### Material supplied
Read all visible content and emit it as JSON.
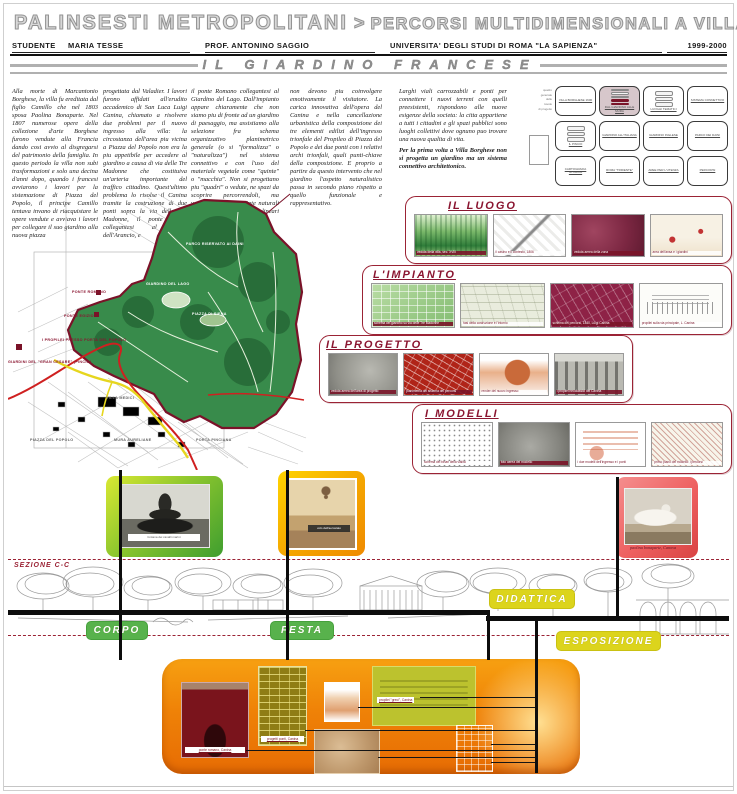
{
  "header": {
    "title_left": "PALINSESTI METROPOLITANI",
    "title_sep": ">",
    "title_right": "PERCORSI MULTIDIMENSIONALI A VILLA BORGHESE",
    "student_label": "STUDENTE",
    "student_name": "MARIA TESSE",
    "professor": "PROF. ANTONINO SAGGIO",
    "university": "UNIVERSITA' DEGLI STUDI DI ROMA \"LA SAPIENZA\"",
    "year": "1999-2000",
    "subtitle": "IL GIARDINO FRANCESE"
  },
  "intro": {
    "col1": "Alla morte di Marcantonio Borghese, la villa fu ereditata dal figlio Camillo che nel 1803 sposa Paolina Bonaparte. Nel 1807 numerose opere della collezione d'arte Borghese furono vendute alla Francia dando cosi avvio al disgregarsi del patrimonio della famiglia. In questo periodo la villa non subi trasformazioni e solo una decina d'anni dopo, quando i francesi avviarono i lavori per la sistemazione di Piazza del Popolo, il principe Camillo tentava invano di riacquistare le opere vendute e avviava i lavori per collegare il suo giardino alla nuova piazza",
    "col2": "progettata dal Valadier. I lavori furono affidati all'erudito accademico di San Luca Luigi Canina, chiamato a risolvere due problemi per il nuovo ingresso alla villa: la circostanza dell'area piu vicina a Piazza del Popolo non era la piu appetibile per accedere al giardino a causa di via delle Tre Madonne che costituiva un'arteria importante del traffico cittadino. Quest'ultimo problema lo risolse il Canina tramite la costruzione di due ponti sopra la via delle Tre Madonne, il ponte Egizio collegantesi al viale dell'Arancio, e",
    "col3": "il ponte Romano collegantesi al Giardino del Lago. Dall'impianto appare chiaramente che non siamo piu di fronte ad un giardino di paesaggio, ma assistiamo alla selezione fra schema organizzativo planimetrico generale (o si \"formalizza\" o \"naturalizza\") nel sistema connettivo e con l'uso del materiale vegetale come \"quinte\" o \"macchia\". Non si progettano piu \"quadri\" o vedute, ne spazi da scoprire percorrendoli, ma vengono proposte quinte naturali ai lati dei percorsi veloci, lineari e simmetrici che",
    "col4": "non devono piu coinvolgere emotivamente il visitatore. La carica innovativa dell'opera del Canina e nella cancellazione urbanistica della composizione dei tre elementi edilizi dell'ingresso trionfale del Propileo di Piazza del Popolo e dei due ponti con i relativi archi trionfali, quali punti-chiave della composizione. E proprio a partire da questo intervento che nel giardino l'aspetto naturalistico passa in secondo piano rispetto a quello funzionale e rappresentativo.",
    "col5a": "Larghi viali carrozzabili e ponti per connettere i nuovi terreni con quelli preesistenti, rispondono alle nuove esigenze della societa: la citta appartiene a tutti i cittadini e gli spazi pubblici sono luoghi collettivi dove ognuno puo trovare una nuova qualita di vita.",
    "col5b": "Per la prima volta a Villa Borghese non si progetta un giardino ma un sistema connettivo architettonico."
  },
  "nav_grid": {
    "cards": [
      {
        "label": "VILLA BORGHESE 1600",
        "bars": false,
        "active": false
      },
      {
        "label": "DAL GIARDINO ALLE MURA",
        "bars": true,
        "active": true
      },
      {
        "label": "LUOGHI TEMATICI",
        "bars": true,
        "active": false
      },
      {
        "label": "SISTEMA CONNETTIVO",
        "bars": false,
        "active": false
      },
      {
        "label": "IL PINCIO",
        "bars": true,
        "active": false
      },
      {
        "label": "GIARDINO ALL'ITALIANA",
        "bars": false,
        "active": false
      },
      {
        "label": "GIARDINO INGLESE",
        "bars": false,
        "active": false
      },
      {
        "label": "PARCO DEI DAINI",
        "bars": false,
        "active": false
      },
      {
        "label": "CARTOGRAFIA STORICA",
        "bars": false,
        "active": false
      },
      {
        "label": "ROMA \"TRIDENTE\"",
        "bars": false,
        "active": false
      },
      {
        "label": "AREE PER L'UTENZA",
        "bars": false,
        "active": false
      },
      {
        "label": "PERCORSI",
        "bars": false,
        "active": false
      }
    ],
    "side_caption": [
      "quadro",
      "generale",
      "delle",
      "tavole",
      "di progetto"
    ]
  },
  "map": {
    "labels": [
      "PONTE ROMANO",
      "PONTE EGIZIO",
      "GIARDINO DEL LAGO",
      "I PROPILEI PRESSO PORTA DEL POPOLO",
      "GIARDINI DEL \"GRAN CESARE\" (PINCIO)",
      "PIAZZA DI SIENA",
      "PARCO RISERVATO AI DAINI",
      "VILLA MEDICI",
      "PIAZZA DEL POPOLO",
      "MURA AURELIANE",
      "PORTA PINCIANA"
    ]
  },
  "strips": [
    {
      "title": "IL LUOGO",
      "images": [
        {
          "caption": "veduta della villa, sec. XVIII",
          "style": "green-engraving",
          "cap": "dark"
        },
        {
          "caption": "il casino e il contesto, 1806",
          "style": "bw-map",
          "cap": "light"
        },
        {
          "caption": "veduta aerea della zona",
          "style": "maroon-photo",
          "cap": "dark"
        },
        {
          "caption": "area dell'ansa e i giardini",
          "style": "sepia-drawing",
          "cap": "light"
        }
      ]
    },
    {
      "title": "L'IMPIANTO",
      "images": [
        {
          "caption": "schema del giardino su via delle Tre Madonne",
          "style": "green-map",
          "cap": "dark"
        },
        {
          "caption": "fasi della costruzione e l'intorno",
          "style": "pale-plan",
          "cap": "light"
        },
        {
          "caption": "schema dei percorsi, 1840, Luigi Canina",
          "style": "maroon-map",
          "cap": "dark"
        },
        {
          "caption": "propilei sulla via principale, L. Canina",
          "style": "white-elevation",
          "cap": "light"
        }
      ]
    },
    {
      "title": "IL PROGETTO",
      "images": [
        {
          "caption": "veduta aerea dell'area di progetto",
          "style": "grey-aerial",
          "cap": "dark"
        },
        {
          "caption": "planimetria del sistema dei percorsi",
          "style": "red-map",
          "cap": "dark"
        },
        {
          "caption": "render del nuovo ingresso",
          "style": "red-render",
          "cap": "light"
        },
        {
          "caption": "i propilei neoclassici del Canina",
          "style": "grey-engraving",
          "cap": "dark"
        }
      ]
    },
    {
      "title": "I MODELLI",
      "images": [
        {
          "caption": "schema dei binari della vialita",
          "style": "line-plan",
          "cap": "light"
        },
        {
          "caption": "foto aerea del modello",
          "style": "grey-aerial2",
          "cap": "dark"
        },
        {
          "caption": "i due modelli dell'ingresso e i ponti",
          "style": "orange-elevation",
          "cap": "light"
        },
        {
          "caption": "primo piano del modello: i percorsi",
          "style": "hatch-plan",
          "cap": "light"
        }
      ]
    }
  ],
  "photos": [
    {
      "caption": "fontana dei cavalli marini"
    },
    {
      "caption": "volo dell'aerostato"
    },
    {
      "caption": "paolina bonaparte, Canova"
    }
  ],
  "section": {
    "label": "SEZIONE C-C",
    "pill_corpo": "CORPO",
    "pill_festa": "FESTA",
    "pill_didattica": "DIDATTICA",
    "pill_esposizione": "ESPOSIZIONE"
  },
  "bottom_panel": {
    "captions": {
      "arch": "ponte romano, Canina",
      "plans": "progetti ponti, Canina",
      "elevations": "propilei \"greci\", Canina"
    }
  },
  "colors": {
    "accent_red": "#8a1530",
    "accent_green": "#58b24c",
    "accent_yellow": "#dcd41c",
    "accent_orange": "#ee7d06",
    "park_green": "#388b4b"
  }
}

### What to produce
Reproduce the material above verbatim; omit every picture.

### Solution for this task
Read all visible content and emit it as JSON.
{
  "header": {
    "title_left": "PALINSESTI METROPOLITANI",
    "title_sep": ">",
    "title_right": "PERCORSI MULTIDIMENSIONALI A VILLA BORGHESE",
    "student_label": "STUDENTE",
    "student_name": "MARIA TESSE",
    "professor": "PROF. ANTONINO SAGGIO",
    "university": "UNIVERSITA' DEGLI STUDI DI ROMA \"LA SAPIENZA\"",
    "year": "1999-2000",
    "subtitle": "IL GIARDINO FRANCESE"
  },
  "intro": {
    "col1": "Alla morte di Marcantonio Borghese, la villa fu ereditata dal figlio Camillo che nel 1803 sposa Paolina Bonaparte. Nel 1807 numerose opere della collezione d'arte Borghese furono vendute alla Francia dando cosi avvio al disgregarsi del patrimonio della famiglia. In questo periodo la villa non subi trasformazioni e solo una decina d'anni dopo, quando i francesi avviarono i lavori per la sistemazione di Piazza del Popolo, il principe Camillo tentava invano di riacquistare le opere vendute e avviava i lavori per collegare il suo giardino alla nuova piazza",
    "col2": "progettata dal Valadier. I lavori furono affidati all'erudito accademico di San Luca Luigi Canina, chiamato a risolvere due problemi per il nuovo ingresso alla villa: la circostanza dell'area piu vicina a Piazza del Popolo non era la piu appetibile per accedere al giardino a causa di via delle Tre Madonne che costituiva un'arteria importante del traffico cittadino. Quest'ultimo problema lo risolse il Canina tramite la costruzione di due ponti sopra la via delle Tre Madonne, il ponte Egizio collegantesi al viale dell'Arancio, e",
    "col3": "il ponte Romano collegantesi al Giardino del Lago. Dall'impianto appare chiaramente che non siamo piu di fronte ad un giardino di paesaggio, ma assistiamo alla selezione fra schema organizzativo planimetrico generale (o si \"formalizza\" o \"naturalizza\") nel sistema connettivo e con l'uso del materiale vegetale come \"quinte\" o \"macchia\". Non si progettano piu \"quadri\" o vedute, ne spazi da scoprire percorrendoli, ma vengono proposte quinte naturali ai lati dei percorsi veloci, lineari e simmetrici che",
    "col4": "non devono piu coinvolgere emotivamente il visitatore. La carica innovativa dell'opera del Canina e nella cancellazione urbanistica della composizione dei tre elementi edilizi dell'ingresso trionfale del Propileo di Piazza del Popolo e dei due ponti con i relativi archi trionfali, quali punti-chiave della composizione. E proprio a partire da questo intervento che nel giardino l'aspetto naturalistico passa in secondo piano rispetto a quello funzionale e rappresentativo.",
    "col5a": "Larghi viali carrozzabili e ponti per connettere i nuovi terreni con quelli preesistenti, rispondono alle nuove esigenze della societa: la citta appartiene a tutti i cittadini e gli spazi pubblici sono luoghi collettivi dove ognuno puo trovare una nuova qualita di vita.",
    "col5b": "Per la prima volta a Villa Borghese non si progetta un giardino ma un sistema connettivo architettonico."
  },
  "nav_grid": {
    "cards": [
      {
        "label": "VILLA BORGHESE 1600",
        "bars": false,
        "active": false
      },
      {
        "label": "DAL GIARDINO ALLE MURA",
        "bars": true,
        "active": true
      },
      {
        "label": "LUOGHI TEMATICI",
        "bars": true,
        "active": false
      },
      {
        "label": "SISTEMA CONNETTIVO",
        "bars": false,
        "active": false
      },
      {
        "label": "IL PINCIO",
        "bars": true,
        "active": false
      },
      {
        "label": "GIARDINO ALL'ITALIANA",
        "bars": false,
        "active": false
      },
      {
        "label": "GIARDINO INGLESE",
        "bars": false,
        "active": false
      },
      {
        "label": "PARCO DEI DAINI",
        "bars": false,
        "active": false
      },
      {
        "label": "CARTOGRAFIA STORICA",
        "bars": false,
        "active": false
      },
      {
        "label": "ROMA \"TRIDENTE\"",
        "bars": false,
        "active": false
      },
      {
        "label": "AREE PER L'UTENZA",
        "bars": false,
        "active": false
      },
      {
        "label": "PERCORSI",
        "bars": false,
        "active": false
      }
    ],
    "side_caption": [
      "quadro",
      "generale",
      "delle",
      "tavole",
      "di progetto"
    ]
  },
  "map": {
    "labels": [
      "PONTE ROMANO",
      "PONTE EGIZIO",
      "GIARDINO DEL LAGO",
      "I PROPILEI PRESSO PORTA DEL POPOLO",
      "GIARDINI DEL \"GRAN CESARE\" (PINCIO)",
      "PIAZZA DI SIENA",
      "PARCO RISERVATO AI DAINI",
      "VILLA MEDICI",
      "PIAZZA DEL POPOLO",
      "MURA AURELIANE",
      "PORTA PINCIANA"
    ]
  },
  "strips": [
    {
      "title": "IL LUOGO",
      "images": [
        {
          "caption": "veduta della villa, sec. XVIII",
          "style": "green-engraving",
          "cap": "dark"
        },
        {
          "caption": "il casino e il contesto, 1806",
          "style": "bw-map",
          "cap": "light"
        },
        {
          "caption": "veduta aerea della zona",
          "style": "maroon-photo",
          "cap": "dark"
        },
        {
          "caption": "area dell'ansa e i giardini",
          "style": "sepia-drawing",
          "cap": "light"
        }
      ]
    },
    {
      "title": "L'IMPIANTO",
      "images": [
        {
          "caption": "schema del giardino su via delle Tre Madonne",
          "style": "green-map",
          "cap": "dark"
        },
        {
          "caption": "fasi della costruzione e l'intorno",
          "style": "pale-plan",
          "cap": "light"
        },
        {
          "caption": "schema dei percorsi, 1840, Luigi Canina",
          "style": "maroon-map",
          "cap": "dark"
        },
        {
          "caption": "propilei sulla via principale, L. Canina",
          "style": "white-elevation",
          "cap": "light"
        }
      ]
    },
    {
      "title": "IL PROGETTO",
      "images": [
        {
          "caption": "veduta aerea dell'area di progetto",
          "style": "grey-aerial",
          "cap": "dark"
        },
        {
          "caption": "planimetria del sistema dei percorsi",
          "style": "red-map",
          "cap": "dark"
        },
        {
          "caption": "render del nuovo ingresso",
          "style": "red-render",
          "cap": "light"
        },
        {
          "caption": "i propilei neoclassici del Canina",
          "style": "grey-engraving",
          "cap": "dark"
        }
      ]
    },
    {
      "title": "I MODELLI",
      "images": [
        {
          "caption": "schema dei binari della vialita",
          "style": "line-plan",
          "cap": "light"
        },
        {
          "caption": "foto aerea del modello",
          "style": "grey-aerial2",
          "cap": "dark"
        },
        {
          "caption": "i due modelli dell'ingresso e i ponti",
          "style": "orange-elevation",
          "cap": "light"
        },
        {
          "caption": "primo piano del modello: i percorsi",
          "style": "hatch-plan",
          "cap": "light"
        }
      ]
    }
  ],
  "photos": [
    {
      "caption": "fontana dei cavalli marini"
    },
    {
      "caption": "volo dell'aerostato"
    },
    {
      "caption": "paolina bonaparte, Canova"
    }
  ],
  "section": {
    "label": "SEZIONE C-C",
    "pill_corpo": "CORPO",
    "pill_festa": "FESTA",
    "pill_didattica": "DIDATTICA",
    "pill_esposizione": "ESPOSIZIONE"
  },
  "bottom_panel": {
    "captions": {
      "arch": "ponte romano, Canina",
      "plans": "progetti ponti, Canina",
      "elevations": "propilei \"greci\", Canina"
    }
  },
  "colors": {
    "accent_red": "#8a1530",
    "accent_green": "#58b24c",
    "accent_yellow": "#dcd41c",
    "accent_orange": "#ee7d06",
    "park_green": "#388b4b"
  }
}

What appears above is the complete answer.